# START OF Exercise material

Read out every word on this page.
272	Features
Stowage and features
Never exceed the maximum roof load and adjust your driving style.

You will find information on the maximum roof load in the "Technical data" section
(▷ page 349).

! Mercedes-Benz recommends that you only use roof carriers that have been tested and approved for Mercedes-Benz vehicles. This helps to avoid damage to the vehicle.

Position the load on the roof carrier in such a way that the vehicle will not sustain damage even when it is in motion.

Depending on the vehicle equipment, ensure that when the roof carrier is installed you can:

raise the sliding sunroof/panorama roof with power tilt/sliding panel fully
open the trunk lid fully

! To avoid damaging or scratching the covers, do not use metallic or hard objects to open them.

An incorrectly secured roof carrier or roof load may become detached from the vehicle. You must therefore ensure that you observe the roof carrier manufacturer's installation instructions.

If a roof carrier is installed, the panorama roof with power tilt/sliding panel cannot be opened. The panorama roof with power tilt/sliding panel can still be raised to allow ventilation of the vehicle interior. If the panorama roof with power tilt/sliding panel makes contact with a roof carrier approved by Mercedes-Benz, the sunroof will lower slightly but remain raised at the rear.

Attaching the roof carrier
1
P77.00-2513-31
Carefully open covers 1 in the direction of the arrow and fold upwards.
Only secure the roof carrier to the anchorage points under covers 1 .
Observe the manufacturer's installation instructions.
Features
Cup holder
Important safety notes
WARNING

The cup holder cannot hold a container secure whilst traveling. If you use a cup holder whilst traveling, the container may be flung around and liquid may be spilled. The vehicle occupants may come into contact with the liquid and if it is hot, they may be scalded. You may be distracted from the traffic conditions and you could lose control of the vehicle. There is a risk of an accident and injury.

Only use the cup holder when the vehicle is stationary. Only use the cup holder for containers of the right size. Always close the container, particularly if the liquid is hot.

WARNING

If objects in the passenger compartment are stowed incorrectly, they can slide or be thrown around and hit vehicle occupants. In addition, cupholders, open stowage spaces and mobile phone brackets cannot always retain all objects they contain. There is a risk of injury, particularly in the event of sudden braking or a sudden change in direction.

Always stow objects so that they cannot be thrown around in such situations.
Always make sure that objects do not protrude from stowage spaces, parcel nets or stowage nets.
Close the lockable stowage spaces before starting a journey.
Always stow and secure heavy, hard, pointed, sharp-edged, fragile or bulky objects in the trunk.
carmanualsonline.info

# END OF Exercise material

**Aim of the exercise:** Print the complete listing again, exactly as it stands.

**Answer to the problem:**
Read out every word on this page.
272	Features
Stowage and features
Never exceed the maximum roof load and adjust your driving style.

You will find information on the maximum roof load in the "Technical data" section
(▷ page 349).

! Mercedes-Benz recommends that you only use roof carriers that have been tested and approved for Mercedes-Benz vehicles. This helps to avoid damage to the vehicle.

Position the load on the roof carrier in such a way that the vehicle will not sustain damage even when it is in motion.

Depending on the vehicle equipment, ensure that when the roof carrier is installed you can:

raise the sliding sunroof/panorama roof with power tilt/sliding panel fully
open the trunk lid fully

! To avoid damaging or scratching the covers, do not use metallic or hard objects to open them.

An incorrectly secured roof carrier or roof load may become detached from the vehicle. You must therefore ensure that you observe the roof carrier manufacturer's installation instructions.

If a roof carrier is installed, the panorama roof with power tilt/sliding panel cannot be opened. The panorama roof with power tilt/sliding panel can still be raised to allow ventilation of the vehicle interior. If the panorama roof with power tilt/sliding panel makes contact with a roof carrier approved by Mercedes-Benz, the sunroof will lower slightly but remain raised at the rear.

Attaching the roof carrier
1
P77.00-2513-31
Carefully open covers 1 in the direction of the arrow and fold upwards.
Only secure the roof carrier to the anchorage points under covers 1 .
Observe the manufacturer's installation instructions.
Features
Cup holder
Important safety notes
WARNING

The cup holder cannot hold a container secure whilst traveling. If you use a cup holder whilst traveling, the container may be flung around and liquid may be spilled. The vehicle occupants may come into contact with the liquid and if it is hot, they may be scalded. You may be distracted from the traffic conditions and you could lose control of the vehicle. There is a risk of an accident and injury.

Only use the cup holder when the vehicle is stationary. Only use the cup holder for containers of the right size. Always close the container, particularly if the liquid is hot.

WARNING

If objects in the passenger compartment are stowed incorrectly, they can slide or be thrown around and hit vehicle occupants. In addition, cupholders, open stowage spaces and mobile phone brackets cannot always retain all objects they contain. There is a risk of injury, particularly in the event of sudden braking or a sudden change in direction.

Always stow objects so that they cannot be thrown around in such situations.
Always make sure that objects do not protrude from stowage spaces, parcel nets or stowage nets.
Close the lockable stowage spaces before starting a journey.
Always stow and secure heavy, hard, pointed, sharp-edged, fragile or bulky objects in the trunk.
carmanualsonline.info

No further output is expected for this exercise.